Records from a data collection
*-*-*

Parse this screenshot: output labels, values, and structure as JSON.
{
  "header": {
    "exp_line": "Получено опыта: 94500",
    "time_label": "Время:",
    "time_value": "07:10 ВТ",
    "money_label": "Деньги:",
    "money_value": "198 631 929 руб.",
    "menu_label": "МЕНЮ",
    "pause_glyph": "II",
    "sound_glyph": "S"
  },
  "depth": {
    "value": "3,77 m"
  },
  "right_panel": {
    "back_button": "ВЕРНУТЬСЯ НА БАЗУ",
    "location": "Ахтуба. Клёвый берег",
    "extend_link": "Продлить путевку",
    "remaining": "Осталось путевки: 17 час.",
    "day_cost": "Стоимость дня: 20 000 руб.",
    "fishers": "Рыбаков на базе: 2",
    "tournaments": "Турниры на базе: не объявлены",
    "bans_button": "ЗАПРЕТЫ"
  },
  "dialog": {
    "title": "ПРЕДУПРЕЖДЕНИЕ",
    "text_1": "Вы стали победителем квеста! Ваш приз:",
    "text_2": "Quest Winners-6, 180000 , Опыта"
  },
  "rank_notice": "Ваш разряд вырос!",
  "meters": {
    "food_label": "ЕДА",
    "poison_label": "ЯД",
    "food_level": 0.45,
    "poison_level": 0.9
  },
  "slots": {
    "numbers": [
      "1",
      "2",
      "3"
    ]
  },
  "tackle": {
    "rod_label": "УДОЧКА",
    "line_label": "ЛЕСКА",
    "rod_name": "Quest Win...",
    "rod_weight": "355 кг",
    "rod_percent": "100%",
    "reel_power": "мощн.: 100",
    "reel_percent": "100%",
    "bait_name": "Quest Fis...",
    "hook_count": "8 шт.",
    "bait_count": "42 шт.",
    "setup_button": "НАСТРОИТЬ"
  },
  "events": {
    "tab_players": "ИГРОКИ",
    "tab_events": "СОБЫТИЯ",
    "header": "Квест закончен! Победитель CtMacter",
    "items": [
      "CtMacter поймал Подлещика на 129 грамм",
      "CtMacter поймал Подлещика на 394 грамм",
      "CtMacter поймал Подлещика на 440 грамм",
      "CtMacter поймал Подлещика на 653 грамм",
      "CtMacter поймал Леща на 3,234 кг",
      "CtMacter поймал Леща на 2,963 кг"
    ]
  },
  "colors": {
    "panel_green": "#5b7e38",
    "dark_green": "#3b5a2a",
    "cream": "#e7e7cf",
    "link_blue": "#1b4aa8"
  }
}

*-*-*

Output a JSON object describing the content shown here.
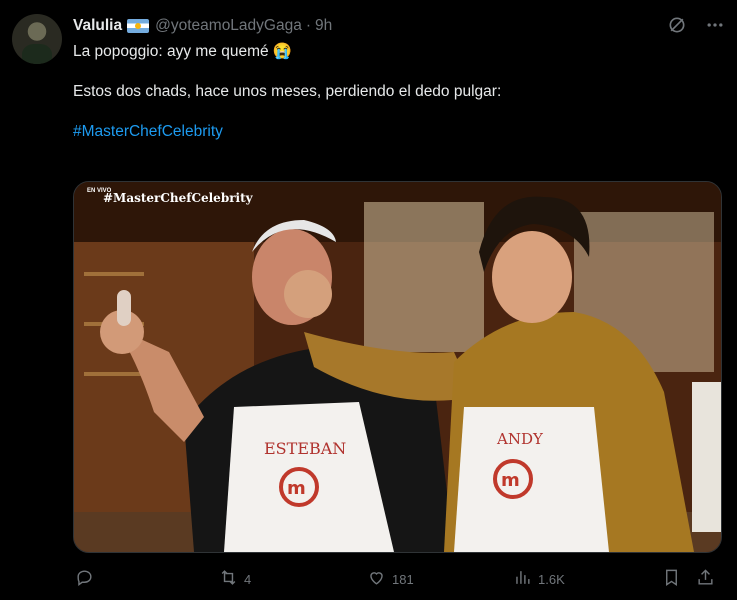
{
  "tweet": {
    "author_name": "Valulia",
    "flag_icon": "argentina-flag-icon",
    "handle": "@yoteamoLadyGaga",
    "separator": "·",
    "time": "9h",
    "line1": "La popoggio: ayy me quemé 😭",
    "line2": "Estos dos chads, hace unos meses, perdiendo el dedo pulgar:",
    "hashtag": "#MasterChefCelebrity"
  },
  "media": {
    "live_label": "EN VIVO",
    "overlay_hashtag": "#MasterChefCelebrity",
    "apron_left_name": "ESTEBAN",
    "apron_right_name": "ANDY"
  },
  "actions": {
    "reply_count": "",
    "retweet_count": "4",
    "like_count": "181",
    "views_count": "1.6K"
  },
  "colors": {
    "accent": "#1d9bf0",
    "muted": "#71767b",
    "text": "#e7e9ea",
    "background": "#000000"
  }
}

*-*-*

YOUR TASK: State the number of lines in these entries that include the string "Подлещика". Provide nothing beyond that number.

REPLY TO THE EXERCISE: 4